━━━━━ RECORDS SUPPLIED ━━━━━

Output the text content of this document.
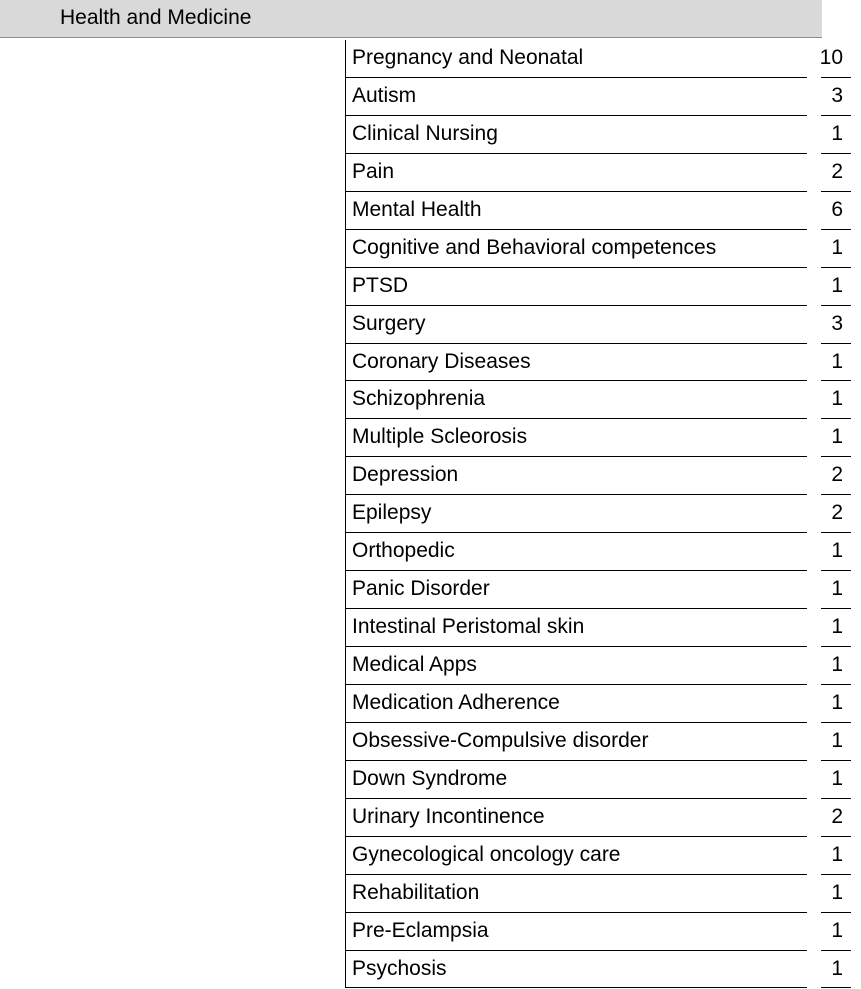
Health and Medicine
Pregnancy and Neonatal	10
Autism	3
Clinical Nursing	1
Pain	2
Mental Health	6
Cognitive and Behavioral competences	1
PTSD	1
Surgery	3
Coronary Diseases	1
Schizophrenia	1
Multiple Scleorosis	1
Depression	2
Epilepsy	2
Orthopedic	1
Panic Disorder	1
Intestinal Peristomal skin	1
Medical Apps	1
Medication Adherence	1
Obsessive-Compulsive disorder	1
Down Syndrome	1
Urinary Incontinence	2
Gynecological oncology care	1
Rehabilitation	1
Pre-Eclampsia	1
Psychosis	1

━━━━━

### WHAT YOU WILL DO
Set down the material above as is, without any pictures.

### SOLUTION FOR THIS PROBLEM
Output the text content of this document.
Health and Medicine
Pregnancy and Neonatal	10
Autism	3
Clinical Nursing	1
Pain	2
Mental Health	6
Cognitive and Behavioral competences	1
PTSD	1
Surgery	3
Coronary Diseases	1
Schizophrenia	1
Multiple Scleorosis	1
Depression	2
Epilepsy	2
Orthopedic	1
Panic Disorder	1
Intestinal Peristomal skin	1
Medical Apps	1
Medication Adherence	1
Obsessive-Compulsive disorder	1
Down Syndrome	1
Urinary Incontinence	2
Gynecological oncology care	1
Rehabilitation	1
Pre-Eclampsia	1
Psychosis	1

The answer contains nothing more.